#### [Study text]

The general characteristics of STZ-treated rats and their age-matched controls are shown in Table I. Successful induction of diabetes in the STZ-treated rats was confirmed by the presence of severe hyperglycemia and significantly increased urine volumes compared with the untreated controls. No differences in hematocrit levels were observed between the control and STZ-treated rats. Plasma concentrations of sodium, potassium and chloride, in addition to osmolalities, in the STZ-treated rats were significantly less compared with those of the control rats. The analysis of renal function revealed that the urinary excretion of sodium, potassium and chloride by STZ-treated rats was significantly greater compared with that of the control rats. Notably, the urine osmolarity was significantly higher in the STZ-treated rats compared with the control rats.

Table I Characteristics of the rats in the control and streptozotocin-induced DM groups.

Table I

Characteristics of the rats in the control and streptozotocin-induced DM groups.

Characteristic	Control group	DM group
Number	16	33
Blood glucose (mg/dl)	118.91±2.78	459.70±13.09b
Hematocrit (%)	45.94±0.90	45.40±0.42
Urine volume (ml/day)	25.87±1.49	182.43±13.25b
Plasma sodium (mmol/l)	141.74±0.72	136.28±0.38a
Plasma potassium (mmol/l)	7.16±0.12	6.63±0.13a
Plasma chloride (mmol/l)	100.33±0.28	92.74±0.43a
Plasma osmolality (mOsm/kg)	282.42±1.53	271.86±0.89a
Urinary sodium excretion (mol/l/day)	2.23±0.36	4.34±0.33a
Urinary potassium excretion (mol/l/day)	4.24±0.29	6.25±0.39a
Urinary chloride excretion (mol/l/day)	3.35±0.25	7.75±0.34a
Urine osmolarity (Osm/l/day)	22.03±1.62	146.52±6.05b

{ label (or @symbol) needed for fn[@id='tfn1-mmr-12-02-2969'] } Data are expressed as the mean ± standard error of the mean.

a P<0.05 and

b P<0.01, vs. control group. DM, diabetes mellitus.

Plasma levels and tissue contents of DNP

The levels of DNP in the blood, cardiac atria, cardiac ventricles, kidney cortex and kidney medulla were detected using a specific and sensitive radioimmunoassay. The plasma DNP levels of the control and STZ-treated rats were 90.01±4.12 (n=18) and 196.68±5.60 pg/ml (n=18), respectively. As shown in Fig. 1, the plasma levels of DNP were ~2-fold higher in the STZ-treated rats compared with the control rats.

[Document structure recognition data]
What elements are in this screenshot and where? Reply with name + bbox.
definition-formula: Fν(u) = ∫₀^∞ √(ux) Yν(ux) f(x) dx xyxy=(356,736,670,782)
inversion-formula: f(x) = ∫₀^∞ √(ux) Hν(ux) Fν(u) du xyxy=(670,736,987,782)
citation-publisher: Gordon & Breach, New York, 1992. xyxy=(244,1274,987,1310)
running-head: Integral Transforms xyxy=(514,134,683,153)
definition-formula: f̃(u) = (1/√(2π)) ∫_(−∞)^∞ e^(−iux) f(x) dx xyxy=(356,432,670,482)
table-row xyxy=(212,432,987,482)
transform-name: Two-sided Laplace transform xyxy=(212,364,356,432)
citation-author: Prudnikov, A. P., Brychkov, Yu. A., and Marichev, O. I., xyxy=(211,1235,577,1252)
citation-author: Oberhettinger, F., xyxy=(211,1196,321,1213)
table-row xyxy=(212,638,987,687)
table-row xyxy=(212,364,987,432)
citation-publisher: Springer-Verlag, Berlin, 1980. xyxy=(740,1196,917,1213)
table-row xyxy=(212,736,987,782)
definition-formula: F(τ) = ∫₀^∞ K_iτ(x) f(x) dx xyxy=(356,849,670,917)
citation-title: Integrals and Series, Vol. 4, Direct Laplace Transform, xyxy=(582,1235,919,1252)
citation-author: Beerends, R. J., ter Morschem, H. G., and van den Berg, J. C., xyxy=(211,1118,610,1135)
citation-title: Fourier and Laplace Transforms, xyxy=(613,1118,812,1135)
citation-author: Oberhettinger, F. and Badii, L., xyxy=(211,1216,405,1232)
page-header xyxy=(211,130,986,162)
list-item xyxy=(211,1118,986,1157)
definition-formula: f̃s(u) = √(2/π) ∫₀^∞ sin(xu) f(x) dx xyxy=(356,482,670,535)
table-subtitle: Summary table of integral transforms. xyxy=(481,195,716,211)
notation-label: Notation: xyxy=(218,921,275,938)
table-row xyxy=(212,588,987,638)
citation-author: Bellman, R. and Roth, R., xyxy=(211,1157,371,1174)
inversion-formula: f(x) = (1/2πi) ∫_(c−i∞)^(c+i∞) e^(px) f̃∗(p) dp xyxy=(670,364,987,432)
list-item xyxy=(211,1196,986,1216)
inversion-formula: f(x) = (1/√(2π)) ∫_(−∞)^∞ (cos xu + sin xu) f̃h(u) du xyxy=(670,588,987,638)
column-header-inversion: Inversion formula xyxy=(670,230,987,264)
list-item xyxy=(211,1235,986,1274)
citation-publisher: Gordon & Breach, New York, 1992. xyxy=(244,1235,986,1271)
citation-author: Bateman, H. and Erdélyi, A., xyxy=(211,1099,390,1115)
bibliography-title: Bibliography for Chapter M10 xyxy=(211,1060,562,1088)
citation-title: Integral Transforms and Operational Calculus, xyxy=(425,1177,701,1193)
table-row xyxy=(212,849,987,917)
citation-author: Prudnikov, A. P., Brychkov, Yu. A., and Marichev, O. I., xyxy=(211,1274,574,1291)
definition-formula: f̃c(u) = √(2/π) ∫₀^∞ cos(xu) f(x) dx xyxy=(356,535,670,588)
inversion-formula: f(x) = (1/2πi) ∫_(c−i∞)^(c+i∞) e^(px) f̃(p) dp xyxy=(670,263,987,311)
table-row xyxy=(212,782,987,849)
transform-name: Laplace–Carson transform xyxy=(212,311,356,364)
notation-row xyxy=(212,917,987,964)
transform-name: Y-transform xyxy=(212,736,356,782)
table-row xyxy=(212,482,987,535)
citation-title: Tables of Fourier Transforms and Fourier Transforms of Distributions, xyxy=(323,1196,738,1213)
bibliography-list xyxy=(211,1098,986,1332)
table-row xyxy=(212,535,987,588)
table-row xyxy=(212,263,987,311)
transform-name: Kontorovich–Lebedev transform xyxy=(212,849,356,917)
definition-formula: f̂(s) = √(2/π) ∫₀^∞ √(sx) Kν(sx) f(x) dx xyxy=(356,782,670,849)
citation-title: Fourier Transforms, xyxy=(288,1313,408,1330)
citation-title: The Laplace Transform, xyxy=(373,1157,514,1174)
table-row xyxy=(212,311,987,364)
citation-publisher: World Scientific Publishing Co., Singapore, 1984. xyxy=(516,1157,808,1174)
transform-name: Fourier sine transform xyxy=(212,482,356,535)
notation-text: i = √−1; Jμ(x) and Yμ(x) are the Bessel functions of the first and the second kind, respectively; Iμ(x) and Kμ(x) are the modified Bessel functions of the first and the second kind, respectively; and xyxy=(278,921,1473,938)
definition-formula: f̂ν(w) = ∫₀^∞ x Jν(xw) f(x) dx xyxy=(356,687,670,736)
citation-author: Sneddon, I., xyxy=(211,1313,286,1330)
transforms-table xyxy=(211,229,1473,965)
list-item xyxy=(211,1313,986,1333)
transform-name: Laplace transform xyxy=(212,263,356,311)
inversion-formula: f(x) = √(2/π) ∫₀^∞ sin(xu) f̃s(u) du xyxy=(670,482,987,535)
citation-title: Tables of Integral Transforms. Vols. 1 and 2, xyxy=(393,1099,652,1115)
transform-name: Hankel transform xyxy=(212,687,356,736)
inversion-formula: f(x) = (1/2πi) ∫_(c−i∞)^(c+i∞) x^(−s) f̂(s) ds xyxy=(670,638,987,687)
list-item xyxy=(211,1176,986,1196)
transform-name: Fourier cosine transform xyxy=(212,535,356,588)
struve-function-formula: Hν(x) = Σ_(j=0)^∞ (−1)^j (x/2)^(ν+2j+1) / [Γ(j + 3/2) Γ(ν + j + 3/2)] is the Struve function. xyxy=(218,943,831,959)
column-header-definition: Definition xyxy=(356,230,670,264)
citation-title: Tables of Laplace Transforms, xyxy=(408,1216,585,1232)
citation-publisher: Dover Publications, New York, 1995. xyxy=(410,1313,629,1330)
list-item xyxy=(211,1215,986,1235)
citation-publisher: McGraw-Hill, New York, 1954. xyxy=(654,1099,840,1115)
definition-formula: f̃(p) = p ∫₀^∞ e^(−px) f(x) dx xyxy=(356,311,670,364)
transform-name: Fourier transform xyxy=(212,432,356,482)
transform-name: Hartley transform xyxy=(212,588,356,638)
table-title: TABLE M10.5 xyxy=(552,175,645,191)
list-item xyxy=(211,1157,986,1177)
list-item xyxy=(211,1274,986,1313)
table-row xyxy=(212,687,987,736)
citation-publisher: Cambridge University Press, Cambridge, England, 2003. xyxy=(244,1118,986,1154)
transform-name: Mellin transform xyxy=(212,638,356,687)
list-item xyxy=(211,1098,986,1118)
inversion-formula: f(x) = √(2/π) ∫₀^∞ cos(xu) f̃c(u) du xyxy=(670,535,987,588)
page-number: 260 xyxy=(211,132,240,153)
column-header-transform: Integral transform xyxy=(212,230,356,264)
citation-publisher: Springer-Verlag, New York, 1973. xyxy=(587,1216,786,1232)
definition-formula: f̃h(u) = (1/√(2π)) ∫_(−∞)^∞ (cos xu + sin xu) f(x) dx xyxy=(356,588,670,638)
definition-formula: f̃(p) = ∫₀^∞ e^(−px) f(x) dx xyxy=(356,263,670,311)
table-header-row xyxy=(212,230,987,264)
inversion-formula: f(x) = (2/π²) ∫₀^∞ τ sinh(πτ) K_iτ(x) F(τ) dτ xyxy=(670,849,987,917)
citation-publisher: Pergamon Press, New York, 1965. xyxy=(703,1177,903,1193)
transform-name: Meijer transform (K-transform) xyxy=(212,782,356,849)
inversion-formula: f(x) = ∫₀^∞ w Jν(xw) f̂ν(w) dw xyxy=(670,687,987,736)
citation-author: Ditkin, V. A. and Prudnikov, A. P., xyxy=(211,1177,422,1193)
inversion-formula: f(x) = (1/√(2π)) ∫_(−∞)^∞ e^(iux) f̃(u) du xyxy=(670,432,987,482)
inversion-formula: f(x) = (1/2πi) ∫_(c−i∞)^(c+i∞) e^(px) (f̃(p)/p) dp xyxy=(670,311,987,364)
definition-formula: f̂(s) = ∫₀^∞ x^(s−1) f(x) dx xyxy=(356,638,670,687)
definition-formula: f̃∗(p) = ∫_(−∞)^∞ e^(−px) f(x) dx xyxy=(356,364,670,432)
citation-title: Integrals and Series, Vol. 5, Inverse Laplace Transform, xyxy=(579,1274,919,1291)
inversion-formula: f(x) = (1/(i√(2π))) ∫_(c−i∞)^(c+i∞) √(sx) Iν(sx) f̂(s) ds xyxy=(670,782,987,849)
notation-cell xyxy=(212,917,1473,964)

#### [Work request 1]
According to the study text, what method was used to detect DNP levels?
#### [Work request 2]
Please list every blood or tissue source in which the study text says DNP levels were detected.

#### [Answer 1]
A specific and sensitive radioimmunoassay.

#### [Answer 2]
Blood, cardiac atria, cardiac ventricles, kidney cortex, kidney medulla